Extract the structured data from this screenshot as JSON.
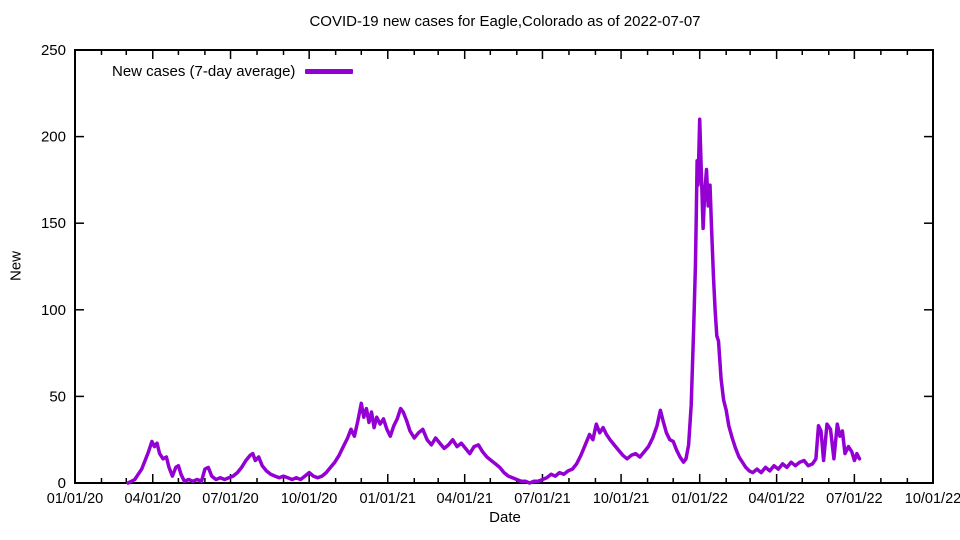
{
  "chart_data": {
    "type": "line",
    "title": "COVID-19 new cases for Eagle,Colorado as of 2022-07-07",
    "xlabel": "Date",
    "ylabel": "New",
    "x_range": [
      "2020-01-01",
      "2022-10-01"
    ],
    "ylim": [
      0,
      250
    ],
    "grid": false,
    "tick_style": "inward-mirrored",
    "x_minor_tick_interval": "month",
    "x_ticks": [
      {
        "date": "2020-01-01",
        "label": "01/01/20"
      },
      {
        "date": "2020-04-01",
        "label": "04/01/20"
      },
      {
        "date": "2020-07-01",
        "label": "07/01/20"
      },
      {
        "date": "2020-10-01",
        "label": "10/01/20"
      },
      {
        "date": "2021-01-01",
        "label": "01/01/21"
      },
      {
        "date": "2021-04-01",
        "label": "04/01/21"
      },
      {
        "date": "2021-07-01",
        "label": "07/01/21"
      },
      {
        "date": "2021-10-01",
        "label": "10/01/21"
      },
      {
        "date": "2022-01-01",
        "label": "01/01/22"
      },
      {
        "date": "2022-04-01",
        "label": "04/01/22"
      },
      {
        "date": "2022-07-01",
        "label": "07/01/22"
      },
      {
        "date": "2022-10-01",
        "label": "10/01/22"
      }
    ],
    "y_ticks": [
      {
        "value": 0,
        "label": "0"
      },
      {
        "value": 50,
        "label": "50"
      },
      {
        "value": 100,
        "label": "100"
      },
      {
        "value": 150,
        "label": "150"
      },
      {
        "value": 200,
        "label": "200"
      },
      {
        "value": 250,
        "label": "250"
      }
    ],
    "legend": {
      "label": "New cases (7-day average)",
      "position": "top-left"
    },
    "colors": {
      "background": "#ffffff",
      "text": "#000000",
      "frame": "#000000",
      "line": "#9400d3"
    },
    "series": [
      {
        "name": "New cases (7-day average)",
        "color": "#9400d3",
        "points_format": [
          "date",
          "value"
        ],
        "points": [
          [
            "2020-03-03",
            0
          ],
          [
            "2020-03-07",
            1
          ],
          [
            "2020-03-11",
            2
          ],
          [
            "2020-03-15",
            5
          ],
          [
            "2020-03-19",
            8
          ],
          [
            "2020-03-23",
            13
          ],
          [
            "2020-03-27",
            18
          ],
          [
            "2020-03-31",
            24
          ],
          [
            "2020-04-03",
            21
          ],
          [
            "2020-04-06",
            23
          ],
          [
            "2020-04-09",
            17
          ],
          [
            "2020-04-13",
            14
          ],
          [
            "2020-04-17",
            15
          ],
          [
            "2020-04-20",
            9
          ],
          [
            "2020-04-24",
            4
          ],
          [
            "2020-04-28",
            9
          ],
          [
            "2020-05-01",
            10
          ],
          [
            "2020-05-04",
            5
          ],
          [
            "2020-05-08",
            1
          ],
          [
            "2020-05-13",
            2
          ],
          [
            "2020-05-18",
            1
          ],
          [
            "2020-05-23",
            2
          ],
          [
            "2020-05-28",
            1
          ],
          [
            "2020-06-01",
            8
          ],
          [
            "2020-06-05",
            9
          ],
          [
            "2020-06-09",
            4
          ],
          [
            "2020-06-14",
            2
          ],
          [
            "2020-06-19",
            3
          ],
          [
            "2020-06-24",
            2
          ],
          [
            "2020-06-29",
            3
          ],
          [
            "2020-07-04",
            4
          ],
          [
            "2020-07-09",
            6
          ],
          [
            "2020-07-14",
            9
          ],
          [
            "2020-07-19",
            13
          ],
          [
            "2020-07-24",
            16
          ],
          [
            "2020-07-27",
            17
          ],
          [
            "2020-07-30",
            13
          ],
          [
            "2020-08-03",
            15
          ],
          [
            "2020-08-07",
            10
          ],
          [
            "2020-08-12",
            7
          ],
          [
            "2020-08-17",
            5
          ],
          [
            "2020-08-22",
            4
          ],
          [
            "2020-08-27",
            3
          ],
          [
            "2020-09-01",
            4
          ],
          [
            "2020-09-06",
            3
          ],
          [
            "2020-09-11",
            2
          ],
          [
            "2020-09-16",
            3
          ],
          [
            "2020-09-21",
            2
          ],
          [
            "2020-09-26",
            4
          ],
          [
            "2020-10-01",
            6
          ],
          [
            "2020-10-06",
            4
          ],
          [
            "2020-10-11",
            3
          ],
          [
            "2020-10-16",
            4
          ],
          [
            "2020-10-21",
            6
          ],
          [
            "2020-10-26",
            9
          ],
          [
            "2020-10-31",
            12
          ],
          [
            "2020-11-05",
            16
          ],
          [
            "2020-11-10",
            21
          ],
          [
            "2020-11-15",
            26
          ],
          [
            "2020-11-19",
            31
          ],
          [
            "2020-11-23",
            27
          ],
          [
            "2020-11-27",
            36
          ],
          [
            "2020-12-01",
            46
          ],
          [
            "2020-12-04",
            38
          ],
          [
            "2020-12-07",
            43
          ],
          [
            "2020-12-10",
            35
          ],
          [
            "2020-12-13",
            41
          ],
          [
            "2020-12-16",
            32
          ],
          [
            "2020-12-19",
            38
          ],
          [
            "2020-12-23",
            34
          ],
          [
            "2020-12-27",
            37
          ],
          [
            "2020-12-31",
            31
          ],
          [
            "2021-01-04",
            27
          ],
          [
            "2021-01-08",
            33
          ],
          [
            "2021-01-12",
            37
          ],
          [
            "2021-01-16",
            43
          ],
          [
            "2021-01-19",
            41
          ],
          [
            "2021-01-23",
            36
          ],
          [
            "2021-01-27",
            30
          ],
          [
            "2021-02-01",
            26
          ],
          [
            "2021-02-06",
            29
          ],
          [
            "2021-02-11",
            31
          ],
          [
            "2021-02-16",
            25
          ],
          [
            "2021-02-21",
            22
          ],
          [
            "2021-02-26",
            26
          ],
          [
            "2021-03-03",
            23
          ],
          [
            "2021-03-08",
            20
          ],
          [
            "2021-03-13",
            22
          ],
          [
            "2021-03-18",
            25
          ],
          [
            "2021-03-23",
            21
          ],
          [
            "2021-03-28",
            23
          ],
          [
            "2021-04-02",
            20
          ],
          [
            "2021-04-07",
            17
          ],
          [
            "2021-04-12",
            21
          ],
          [
            "2021-04-17",
            22
          ],
          [
            "2021-04-22",
            18
          ],
          [
            "2021-04-27",
            15
          ],
          [
            "2021-05-02",
            13
          ],
          [
            "2021-05-07",
            11
          ],
          [
            "2021-05-12",
            9
          ],
          [
            "2021-05-17",
            6
          ],
          [
            "2021-05-22",
            4
          ],
          [
            "2021-05-27",
            3
          ],
          [
            "2021-06-01",
            2
          ],
          [
            "2021-06-06",
            1
          ],
          [
            "2021-06-11",
            1
          ],
          [
            "2021-06-16",
            0
          ],
          [
            "2021-06-21",
            1
          ],
          [
            "2021-06-26",
            1
          ],
          [
            "2021-07-01",
            2
          ],
          [
            "2021-07-06",
            3
          ],
          [
            "2021-07-11",
            5
          ],
          [
            "2021-07-16",
            4
          ],
          [
            "2021-07-21",
            6
          ],
          [
            "2021-07-26",
            5
          ],
          [
            "2021-07-31",
            7
          ],
          [
            "2021-08-05",
            8
          ],
          [
            "2021-08-10",
            11
          ],
          [
            "2021-08-15",
            16
          ],
          [
            "2021-08-20",
            22
          ],
          [
            "2021-08-25",
            28
          ],
          [
            "2021-08-29",
            25
          ],
          [
            "2021-09-02",
            34
          ],
          [
            "2021-09-06",
            29
          ],
          [
            "2021-09-10",
            32
          ],
          [
            "2021-09-14",
            28
          ],
          [
            "2021-09-18",
            25
          ],
          [
            "2021-09-23",
            22
          ],
          [
            "2021-09-28",
            19
          ],
          [
            "2021-10-03",
            16
          ],
          [
            "2021-10-08",
            14
          ],
          [
            "2021-10-13",
            16
          ],
          [
            "2021-10-18",
            17
          ],
          [
            "2021-10-23",
            15
          ],
          [
            "2021-10-28",
            18
          ],
          [
            "2021-11-02",
            21
          ],
          [
            "2021-11-07",
            26
          ],
          [
            "2021-11-12",
            33
          ],
          [
            "2021-11-16",
            42
          ],
          [
            "2021-11-19",
            36
          ],
          [
            "2021-11-23",
            29
          ],
          [
            "2021-11-27",
            25
          ],
          [
            "2021-12-01",
            24
          ],
          [
            "2021-12-05",
            19
          ],
          [
            "2021-12-09",
            15
          ],
          [
            "2021-12-13",
            12
          ],
          [
            "2021-12-16",
            14
          ],
          [
            "2021-12-19",
            22
          ],
          [
            "2021-12-22",
            45
          ],
          [
            "2021-12-25",
            90
          ],
          [
            "2021-12-27",
            125
          ],
          [
            "2021-12-28",
            155
          ],
          [
            "2021-12-29",
            186
          ],
          [
            "2021-12-30",
            172
          ],
          [
            "2022-01-01",
            210
          ],
          [
            "2022-01-03",
            178
          ],
          [
            "2022-01-05",
            147
          ],
          [
            "2022-01-07",
            168
          ],
          [
            "2022-01-09",
            181
          ],
          [
            "2022-01-11",
            160
          ],
          [
            "2022-01-13",
            172
          ],
          [
            "2022-01-15",
            145
          ],
          [
            "2022-01-17",
            120
          ],
          [
            "2022-01-19",
            100
          ],
          [
            "2022-01-21",
            85
          ],
          [
            "2022-01-23",
            82
          ],
          [
            "2022-01-26",
            60
          ],
          [
            "2022-01-29",
            48
          ],
          [
            "2022-02-01",
            42
          ],
          [
            "2022-02-04",
            33
          ],
          [
            "2022-02-08",
            26
          ],
          [
            "2022-02-12",
            20
          ],
          [
            "2022-02-16",
            15
          ],
          [
            "2022-02-20",
            12
          ],
          [
            "2022-02-24",
            9
          ],
          [
            "2022-02-28",
            7
          ],
          [
            "2022-03-04",
            6
          ],
          [
            "2022-03-09",
            8
          ],
          [
            "2022-03-14",
            6
          ],
          [
            "2022-03-19",
            9
          ],
          [
            "2022-03-24",
            7
          ],
          [
            "2022-03-29",
            10
          ],
          [
            "2022-04-03",
            8
          ],
          [
            "2022-04-08",
            11
          ],
          [
            "2022-04-13",
            9
          ],
          [
            "2022-04-18",
            12
          ],
          [
            "2022-04-23",
            10
          ],
          [
            "2022-04-28",
            12
          ],
          [
            "2022-05-03",
            13
          ],
          [
            "2022-05-08",
            10
          ],
          [
            "2022-05-13",
            11
          ],
          [
            "2022-05-17",
            14
          ],
          [
            "2022-05-20",
            33
          ],
          [
            "2022-05-23",
            30
          ],
          [
            "2022-05-26",
            13
          ],
          [
            "2022-05-30",
            34
          ],
          [
            "2022-06-03",
            31
          ],
          [
            "2022-06-07",
            14
          ],
          [
            "2022-06-11",
            34
          ],
          [
            "2022-06-14",
            27
          ],
          [
            "2022-06-17",
            30
          ],
          [
            "2022-06-20",
            17
          ],
          [
            "2022-06-24",
            21
          ],
          [
            "2022-06-28",
            18
          ],
          [
            "2022-07-01",
            13
          ],
          [
            "2022-07-04",
            17
          ],
          [
            "2022-07-07",
            14
          ]
        ]
      }
    ]
  }
}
================================
Directions
Check the data for the word "average" and pull out the lines that have it.

Response to this exercise
      "label": "New cases (7-day average)",
        "name": "New cases (7-day average)",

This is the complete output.